- _Given request_
Write out all entries word for word.

- _Task data_
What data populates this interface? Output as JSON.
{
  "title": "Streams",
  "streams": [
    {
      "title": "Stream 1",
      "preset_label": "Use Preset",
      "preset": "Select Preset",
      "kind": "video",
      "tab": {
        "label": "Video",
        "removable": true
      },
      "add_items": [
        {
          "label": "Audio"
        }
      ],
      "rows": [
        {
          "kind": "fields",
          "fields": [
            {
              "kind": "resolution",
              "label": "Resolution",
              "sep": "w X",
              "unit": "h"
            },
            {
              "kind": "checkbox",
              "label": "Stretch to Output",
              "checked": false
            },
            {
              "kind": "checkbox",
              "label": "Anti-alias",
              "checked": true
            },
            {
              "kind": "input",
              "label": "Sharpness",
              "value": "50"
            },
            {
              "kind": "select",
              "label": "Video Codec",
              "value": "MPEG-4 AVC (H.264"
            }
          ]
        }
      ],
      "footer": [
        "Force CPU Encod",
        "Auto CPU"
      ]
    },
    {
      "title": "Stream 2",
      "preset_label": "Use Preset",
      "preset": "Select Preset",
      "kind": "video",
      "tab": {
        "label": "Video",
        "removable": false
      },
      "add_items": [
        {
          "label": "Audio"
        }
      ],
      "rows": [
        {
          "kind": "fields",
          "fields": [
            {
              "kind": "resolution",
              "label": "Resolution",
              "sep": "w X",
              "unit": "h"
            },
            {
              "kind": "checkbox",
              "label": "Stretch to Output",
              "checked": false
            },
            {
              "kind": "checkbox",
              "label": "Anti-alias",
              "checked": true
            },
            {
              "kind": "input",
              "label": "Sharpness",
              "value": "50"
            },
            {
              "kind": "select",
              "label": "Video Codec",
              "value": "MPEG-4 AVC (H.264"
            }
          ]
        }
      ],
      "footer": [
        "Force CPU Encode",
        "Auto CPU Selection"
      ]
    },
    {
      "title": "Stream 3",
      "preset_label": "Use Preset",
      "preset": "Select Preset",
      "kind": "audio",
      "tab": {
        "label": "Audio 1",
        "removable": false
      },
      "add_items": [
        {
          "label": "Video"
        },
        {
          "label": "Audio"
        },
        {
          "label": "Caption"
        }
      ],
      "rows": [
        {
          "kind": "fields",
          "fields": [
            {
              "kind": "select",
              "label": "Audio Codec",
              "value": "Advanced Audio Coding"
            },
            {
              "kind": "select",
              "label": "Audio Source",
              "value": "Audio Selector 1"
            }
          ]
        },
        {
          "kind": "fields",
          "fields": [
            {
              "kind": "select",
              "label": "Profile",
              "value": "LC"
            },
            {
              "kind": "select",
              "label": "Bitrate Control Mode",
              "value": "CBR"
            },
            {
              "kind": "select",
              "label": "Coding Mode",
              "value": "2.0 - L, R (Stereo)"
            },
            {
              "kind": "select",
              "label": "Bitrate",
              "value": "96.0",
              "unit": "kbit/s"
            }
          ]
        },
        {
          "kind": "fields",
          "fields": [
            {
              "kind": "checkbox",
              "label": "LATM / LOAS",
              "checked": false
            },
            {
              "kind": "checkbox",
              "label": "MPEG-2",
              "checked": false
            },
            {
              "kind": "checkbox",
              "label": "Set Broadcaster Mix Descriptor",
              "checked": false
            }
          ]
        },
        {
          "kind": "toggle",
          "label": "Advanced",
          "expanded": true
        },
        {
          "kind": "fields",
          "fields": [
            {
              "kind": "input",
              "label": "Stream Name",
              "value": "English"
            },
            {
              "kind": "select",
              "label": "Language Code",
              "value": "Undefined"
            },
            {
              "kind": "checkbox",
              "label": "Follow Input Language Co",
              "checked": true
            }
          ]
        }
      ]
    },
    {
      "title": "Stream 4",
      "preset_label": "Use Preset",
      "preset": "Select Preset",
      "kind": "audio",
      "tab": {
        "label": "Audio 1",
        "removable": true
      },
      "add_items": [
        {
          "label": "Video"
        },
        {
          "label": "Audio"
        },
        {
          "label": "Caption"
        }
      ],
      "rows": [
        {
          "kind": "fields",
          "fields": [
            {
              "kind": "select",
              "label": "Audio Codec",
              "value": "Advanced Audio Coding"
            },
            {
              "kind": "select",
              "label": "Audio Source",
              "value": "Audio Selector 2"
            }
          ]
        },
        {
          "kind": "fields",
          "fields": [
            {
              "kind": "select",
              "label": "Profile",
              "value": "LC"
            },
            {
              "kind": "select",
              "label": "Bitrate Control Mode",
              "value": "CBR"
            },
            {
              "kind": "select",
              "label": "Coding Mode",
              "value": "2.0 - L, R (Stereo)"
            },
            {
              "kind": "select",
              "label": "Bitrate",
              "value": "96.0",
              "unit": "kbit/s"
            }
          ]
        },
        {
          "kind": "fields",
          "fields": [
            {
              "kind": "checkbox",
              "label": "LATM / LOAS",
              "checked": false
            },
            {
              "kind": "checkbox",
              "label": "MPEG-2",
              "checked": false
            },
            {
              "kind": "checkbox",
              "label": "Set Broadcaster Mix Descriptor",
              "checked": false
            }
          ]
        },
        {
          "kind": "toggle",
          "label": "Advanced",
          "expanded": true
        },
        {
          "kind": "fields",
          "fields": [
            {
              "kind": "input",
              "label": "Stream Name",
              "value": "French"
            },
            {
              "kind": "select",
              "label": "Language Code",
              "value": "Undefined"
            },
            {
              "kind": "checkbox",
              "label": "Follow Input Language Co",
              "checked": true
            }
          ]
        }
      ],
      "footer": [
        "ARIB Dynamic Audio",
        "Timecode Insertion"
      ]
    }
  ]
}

- _Solution to the exercise_
What data populates this interface? Output as JSON.
{
  "title": "Streams",
  "streams": [
    {
      "title": "Stream 1",
      "preset_label": "Use Preset",
      "preset": "Select Preset",
      "kind": "video",
      "tab": {
        "label": "Video",
        "removable": true
      },
      "add_items": [
        {
          "label": "Audio"
        }
      ],
      "rows": [
        {
          "kind": "fields",
          "fields": [
            {
              "kind": "resolution",
              "label": "Resolution",
              "sep": "w X",
              "unit": "h"
            },
            {
              "kind": "checkbox",
              "label": "Stretch to Output",
              "checked": false
            },
            {
              "kind": "checkbox",
              "label": "Anti-alias",
              "checked": true
            },
            {
              "kind": "input",
              "label": "Sharpness",
              "value": "50"
            },
            {
              "kind": "select",
              "label": "Video Codec",
              "value": "MPEG-4 AVC (H.264"
            }
          ]
        }
      ],
      "footer": [
        "Force CPU Encod",
        "Auto CPU"
      ]
    },
    {
      "title": "Stream 2",
      "preset_label": "Use Preset",
      "preset": "Select Preset",
      "kind": "video",
      "tab": {
        "label": "Video",
        "removable": false
      },
      "add_items": [
        {
          "label": "Audio"
        }
      ],
      "rows": [
        {
          "kind": "fields",
          "fields": [
            {
              "kind": "resolution",
              "label": "Resolution",
              "sep": "w X",
              "unit": "h"
            },
            {
              "kind": "checkbox",
              "label": "Stretch to Output",
              "checked": false
            },
            {
              "kind": "checkbox",
              "label": "Anti-alias",
              "checked": true
            },
            {
              "kind": "input",
              "label": "Sharpness",
              "value": "50"
            },
            {
              "kind": "select",
              "label": "Video Codec",
              "value": "MPEG-4 AVC (H.264"
            }
          ]
        }
      ],
      "footer": [
        "Force CPU Encode",
        "Auto CPU Selection"
      ]
    },
    {
      "title": "Stream 3",
      "preset_label": "Use Preset",
      "preset": "Select Preset",
      "kind": "audio",
      "tab": {
        "label": "Audio 1",
        "removable": false
      },
      "add_items": [
        {
          "label": "Video"
        },
        {
          "label": "Audio"
        },
        {
          "label": "Caption"
        }
      ],
      "rows": [
        {
          "kind": "fields",
          "fields": [
            {
              "kind": "select",
              "label": "Audio Codec",
              "value": "Advanced Audio Coding"
            },
            {
              "kind": "select",
              "label": "Audio Source",
              "value": "Audio Selector 1"
            }
          ]
        },
        {
          "kind": "fields",
          "fields": [
            {
              "kind": "select",
              "label": "Profile",
              "value": "LC"
            },
            {
              "kind": "select",
              "label": "Bitrate Control Mode",
              "value": "CBR"
            },
            {
              "kind": "select",
              "label": "Coding Mode",
              "value": "2.0 - L, R (Stereo)"
            },
            {
              "kind": "select",
              "label": "Bitrate",
              "value": "96.0",
              "unit": "kbit/s"
            }
          ]
        },
        {
          "kind": "fields",
          "fields": [
            {
              "kind": "checkbox",
              "label": "LATM / LOAS",
              "checked": false
            },
            {
              "kind": "checkbox",
              "label": "MPEG-2",
              "checked": false
            },
            {
              "kind": "checkbox",
              "label": "Set Broadcaster Mix Descriptor",
              "checked": false
            }
          ]
        },
        {
          "kind": "toggle",
          "label": "Advanced",
          "expanded": true
        },
        {
          "kind": "fields",
          "fields": [
            {
              "kind": "input",
              "label": "Stream Name",
              "value": "English"
            },
            {
              "kind": "select",
              "label": "Language Code",
              "value": "Undefined"
            },
            {
              "kind": "checkbox",
              "label": "Follow Input Language Co",
              "checked": true
            }
          ]
        }
      ]
    },
    {
      "title": "Stream 4",
      "preset_label": "Use Preset",
      "preset": "Select Preset",
      "kind": "audio",
      "tab": {
        "label": "Audio 1",
        "removable": true
      },
      "add_items": [
        {
          "label": "Video"
        },
        {
          "label": "Audio"
        },
        {
          "label": "Caption"
        }
      ],
      "rows": [
        {
          "kind": "fields",
          "fields": [
            {
              "kind": "select",
              "label": "Audio Codec",
              "value": "Advanced Audio Coding"
            },
            {
              "kind": "select",
              "label": "Audio Source",
              "value": "Audio Selector 2"
            }
          ]
        },
        {
          "kind": "fields",
          "fields": [
            {
              "kind": "select",
              "label": "Profile",
              "value": "LC"
            },
            {
              "kind": "select",
              "label": "Bitrate Control Mode",
              "value": "CBR"
            },
            {
              "kind": "select",
              "label": "Coding Mode",
              "value": "2.0 - L, R (Stereo)"
            },
            {
              "kind": "select",
              "label": "Bitrate",
              "value": "96.0",
              "unit": "kbit/s"
            }
          ]
        },
        {
          "kind": "fields",
          "fields": [
            {
              "kind": "checkbox",
              "label": "LATM / LOAS",
              "checked": false
            },
            {
              "kind": "checkbox",
              "label": "MPEG-2",
              "checked": false
            },
            {
              "kind": "checkbox",
              "label": "Set Broadcaster Mix Descriptor",
              "checked": false
            }
          ]
        },
        {
          "kind": "toggle",
          "label": "Advanced",
          "expanded": true
        },
        {
          "kind": "fields",
          "fields": [
            {
              "kind": "input",
              "label": "Stream Name",
              "value": "French"
            },
            {
              "kind": "select",
              "label": "Language Code",
              "value": "Undefined"
            },
            {
              "kind": "checkbox",
              "label": "Follow Input Language Co",
              "checked": true
            }
          ]
        }
      ],
      "footer": [
        "ARIB Dynamic Audio",
        "Timecode Insertion"
      ]
    }
  ]
}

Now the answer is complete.